Copy the data precisely, character for character, and leave out every picture.

-- begin Material for this task --

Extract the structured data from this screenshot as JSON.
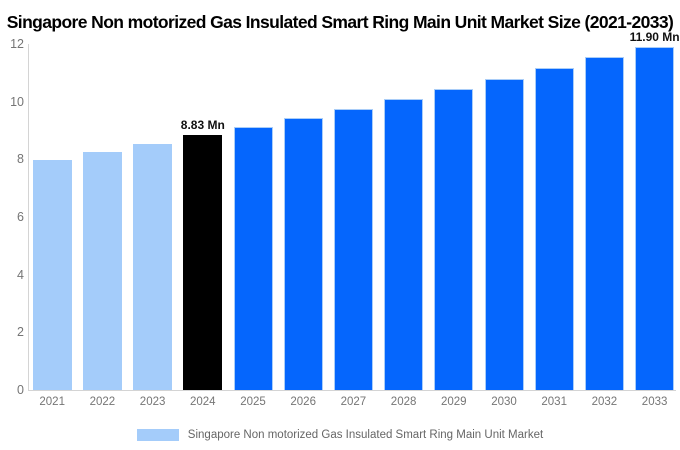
{
  "chart_data": {
    "type": "bar",
    "title": "Singapore Non motorized Gas Insulated Smart Ring Main Unit Market Size (2021-2033)",
    "categories": [
      "2021",
      "2022",
      "2023",
      "2024",
      "2025",
      "2026",
      "2027",
      "2028",
      "2029",
      "2030",
      "2031",
      "2032",
      "2033"
    ],
    "values": [
      7.98,
      8.25,
      8.53,
      8.83,
      9.13,
      9.44,
      9.76,
      10.09,
      10.44,
      10.79,
      11.16,
      11.54,
      11.9
    ],
    "unit": "Mn",
    "xlabel": "",
    "ylabel": "",
    "ylim": [
      0,
      12
    ],
    "yticks": [
      0,
      2,
      4,
      6,
      8,
      10,
      12
    ],
    "grid": false,
    "legend_position": "bottom",
    "legend_label": "Singapore Non motorized Gas Insulated Smart Ring Main Unit Market",
    "bar_colors": [
      "light",
      "light",
      "light",
      "highlight",
      "primary",
      "primary",
      "primary",
      "primary",
      "primary",
      "primary",
      "primary",
      "primary",
      "primary"
    ],
    "palette": {
      "light": "#a4ccfa",
      "highlight": "#000000",
      "primary": "#0566fd",
      "primary_edge": "#a9cdf8",
      "axis": "#d4d4d4",
      "tick_text": "#757575",
      "legend_text": "#666666",
      "annotation_text": "#111111"
    },
    "annotations": [
      {
        "category": "2024",
        "label": "8.83 Mn"
      },
      {
        "category": "2033",
        "label": "11.90 Mn"
      }
    ]
  }
}
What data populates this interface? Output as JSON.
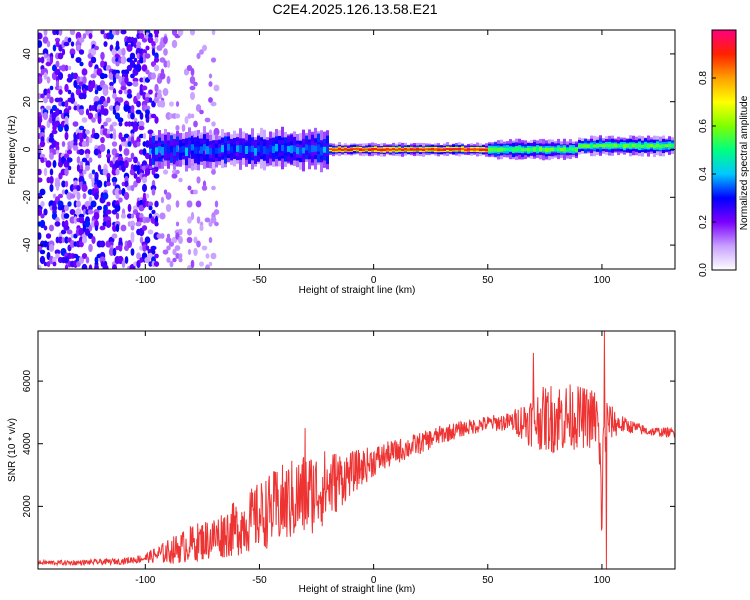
{
  "title": "C2E4.2025.126.13.58.E21",
  "chart_data": [
    {
      "type": "heatmap",
      "name": "spectrogram",
      "xlabel": "Height of straight line (km)",
      "ylabel": "Frequency (Hz)",
      "xlim": [
        -147,
        132
      ],
      "ylim": [
        -50,
        50
      ],
      "xticks": [
        -100,
        -50,
        0,
        50,
        100
      ],
      "yticks": [
        -40,
        -20,
        0,
        20,
        40
      ],
      "colorbar": {
        "label": "Normalized spectral amplitude",
        "range": [
          0,
          1
        ],
        "ticks": [
          0.0,
          0.2,
          0.4,
          0.6,
          0.8
        ],
        "tick_labels": [
          "0.0",
          "0.2",
          "0.4",
          "0.6",
          "0.8"
        ],
        "colors": [
          "#ffffff",
          "#c8a0ff",
          "#7a00ff",
          "#0000ff",
          "#00c8ff",
          "#00ff80",
          "#80ff00",
          "#ffff00",
          "#ffa000",
          "#ff2000",
          "#ff0080"
        ]
      },
      "regions": [
        {
          "from": -147,
          "to": -95,
          "description": "noise",
          "intensity": 0.15,
          "half_width_hz": 50
        },
        {
          "from": -95,
          "to": -68,
          "description": "sparse noise",
          "intensity": 0.05,
          "half_width_hz": 50
        },
        {
          "from": -98,
          "to": -20,
          "description": "signal band",
          "intensity": 0.35,
          "half_width_hz": 6
        },
        {
          "from": -20,
          "to": 50,
          "description": "strong signal",
          "intensity": 0.9,
          "half_width_hz": 2
        },
        {
          "from": 50,
          "to": 132,
          "description": "signal",
          "intensity": 0.55,
          "half_width_hz": 3
        }
      ]
    },
    {
      "type": "line",
      "name": "snr",
      "xlabel": "Height of straight line (km)",
      "ylabel": "SNR (10 * v/v)",
      "xlim": [
        -147,
        132
      ],
      "ylim": [
        0,
        7600
      ],
      "xticks": [
        -100,
        -50,
        0,
        50,
        100
      ],
      "yticks": [
        2000,
        4000,
        6000
      ],
      "color": "#ee3333",
      "series": [
        {
          "name": "SNR",
          "x": [
            -147,
            -130,
            -110,
            -100,
            -90,
            -80,
            -70,
            -60,
            -50,
            -40,
            -30,
            -20,
            -10,
            0,
            10,
            20,
            30,
            40,
            50,
            60,
            70,
            80,
            90,
            98,
            100,
            101,
            103,
            110,
            120,
            132
          ],
          "base": [
            200,
            200,
            250,
            350,
            550,
            800,
            1000,
            1300,
            1700,
            2050,
            2350,
            2650,
            3050,
            3450,
            3750,
            4000,
            4300,
            4500,
            4650,
            4700,
            4750,
            4850,
            4850,
            4800,
            2000,
            4500,
            4700,
            4600,
            4400,
            4350
          ],
          "noise": [
            80,
            80,
            100,
            150,
            400,
            600,
            700,
            900,
            1100,
            1300,
            1400,
            1200,
            700,
            500,
            400,
            350,
            300,
            250,
            250,
            300,
            900,
            1200,
            1000,
            1000,
            1500,
            1500,
            600,
            250,
            150,
            150
          ]
        }
      ],
      "peaks": [
        {
          "x": -30,
          "y": 4500
        },
        {
          "x": 70,
          "y": 6900
        },
        {
          "x": 101,
          "y": 7600
        },
        {
          "x": 102,
          "y": 0
        }
      ]
    }
  ]
}
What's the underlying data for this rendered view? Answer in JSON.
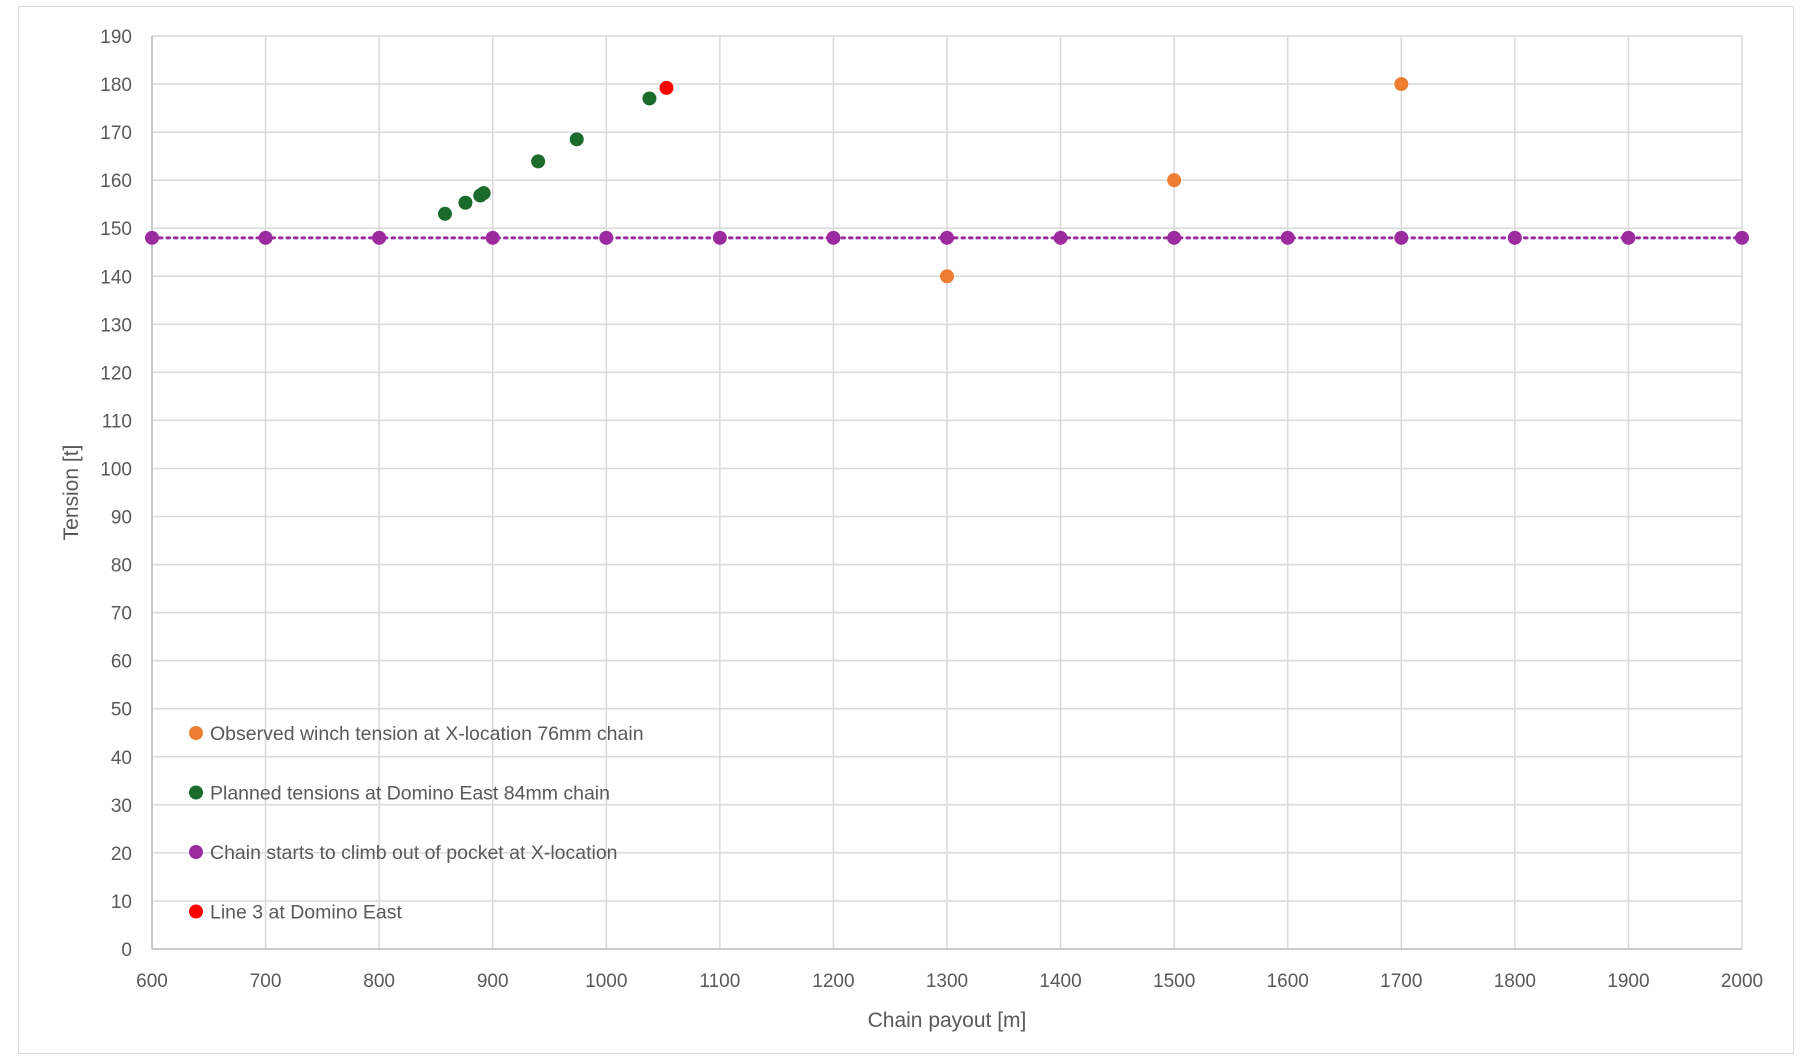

-- end Material for this task --

# Response below:
Extract the structured data from this screenshot as JSON.
{
  "chart_data": {
    "type": "bar",
    "title": "Singapore Non motorized Gas Insulated Smart Ring Main Unit Market Size (2021-2033)",
    "categories": [
      "2021",
      "2022",
      "2023",
      "2024",
      "2025",
      "2026",
      "2027",
      "2028",
      "2029",
      "2030",
      "2031",
      "2032",
      "2033"
    ],
    "values": [
      7.98,
      8.25,
      8.53,
      8.83,
      9.13,
      9.44,
      9.76,
      10.09,
      10.44,
      10.79,
      11.16,
      11.54,
      11.9
    ],
    "unit": "Mn",
    "xlabel": "",
    "ylabel": "",
    "ylim": [
      0,
      12
    ],
    "yticks": [
      0,
      2,
      4,
      6,
      8,
      10,
      12
    ],
    "grid": false,
    "legend_position": "bottom",
    "legend_label": "Singapore Non motorized Gas Insulated Smart Ring Main Unit Market",
    "bar_colors": [
      "light",
      "light",
      "light",
      "highlight",
      "primary",
      "primary",
      "primary",
      "primary",
      "primary",
      "primary",
      "primary",
      "primary",
      "primary"
    ],
    "palette": {
      "light": "#a4ccfa",
      "highlight": "#000000",
      "primary": "#0566fd",
      "primary_edge": "#a9cdf8",
      "axis": "#d4d4d4",
      "tick_text": "#757575",
      "legend_text": "#666666",
      "annotation_text": "#111111"
    },
    "annotations": [
      {
        "category": "2024",
        "label": "8.83 Mn"
      },
      {
        "category": "2033",
        "label": "11.90 Mn"
      }
    ]
  }
}
What data populates this interface? Output as JSON.
{
  "title": "C2E4.2025.126.13.58.E21",
  "chart_data": [
    {
      "type": "heatmap",
      "name": "spectrogram",
      "xlabel": "Height of straight line (km)",
      "ylabel": "Frequency (Hz)",
      "xlim": [
        -147,
        132
      ],
      "ylim": [
        -50,
        50
      ],
      "xticks": [
        -100,
        -50,
        0,
        50,
        100
      ],
      "yticks": [
        -40,
        -20,
        0,
        20,
        40
      ],
      "colorbar": {
        "label": "Normalized spectral amplitude",
        "range": [
          0,
          1
        ],
        "ticks": [
          0.0,
          0.2,
          0.4,
          0.6,
          0.8
        ],
        "tick_labels": [
          "0.0",
          "0.2",
          "0.4",
          "0.6",
          "0.8"
        ],
        "colors": [
          "#ffffff",
          "#c8a0ff",
          "#7a00ff",
          "#0000ff",
          "#00c8ff",
          "#00ff80",
          "#80ff00",
          "#ffff00",
          "#ffa000",
          "#ff2000",
          "#ff0080"
        ]
      },
      "regions": [
        {
          "from": -147,
          "to": -95,
          "description": "noise",
          "intensity": 0.15,
          "half_width_hz": 50
        },
        {
          "from": -95,
          "to": -68,
          "description": "sparse noise",
          "intensity": 0.05,
          "half_width_hz": 50
        },
        {
          "from": -98,
          "to": -20,
          "description": "signal band",
          "intensity": 0.35,
          "half_width_hz": 6
        },
        {
          "from": -20,
          "to": 50,
          "description": "strong signal",
          "intensity": 0.9,
          "half_width_hz": 2
        },
        {
          "from": 50,
          "to": 132,
          "description": "signal",
          "intensity": 0.55,
          "half_width_hz": 3
        }
      ]
    },
    {
      "type": "line",
      "name": "snr",
      "xlabel": "Height of straight line (km)",
      "ylabel": "SNR (10 * v/v)",
      "xlim": [
        -147,
        132
      ],
      "ylim": [
        0,
        7600
      ],
      "xticks": [
        -100,
        -50,
        0,
        50,
        100
      ],
      "yticks": [
        2000,
        4000,
        6000
      ],
      "color": "#ee3333",
      "series": [
        {
          "name": "SNR",
          "x": [
            -147,
            -130,
            -110,
            -100,
            -90,
            -80,
            -70,
            -60,
            -50,
            -40,
            -30,
            -20,
            -10,
            0,
            10,
            20,
            30,
            40,
            50,
            60,
            70,
            80,
            90,
            98,
            100,
            101,
            103,
            110,
            120,
            132
          ],
          "base": [
            200,
            200,
            250,
            350,
            550,
            800,
            1000,
            1300,
            1700,
            2050,
            2350,
            2650,
            3050,
            3450,
            3750,
            4000,
            4300,
            4500,
            4650,
            4700,
            4750,
            4850,
            4850,
            4800,
            2000,
            4500,
            4700,
            4600,
            4400,
            4350
          ],
          "noise": [
            80,
            80,
            100,
            150,
            400,
            600,
            700,
            900,
            1100,
            1300,
            1400,
            1200,
            700,
            500,
            400,
            350,
            300,
            250,
            250,
            300,
            900,
            1200,
            1000,
            1000,
            1500,
            1500,
            600,
            250,
            150,
            150
          ]
        }
      ],
      "peaks": [
        {
          "x": -30,
          "y": 4500
        },
        {
          "x": 70,
          "y": 6900
        },
        {
          "x": 101,
          "y": 7600
        },
        {
          "x": 102,
          "y": 0
        }
      ]
    }
  ]
}
What's the underlying data for this rendered view? Answer in JSON.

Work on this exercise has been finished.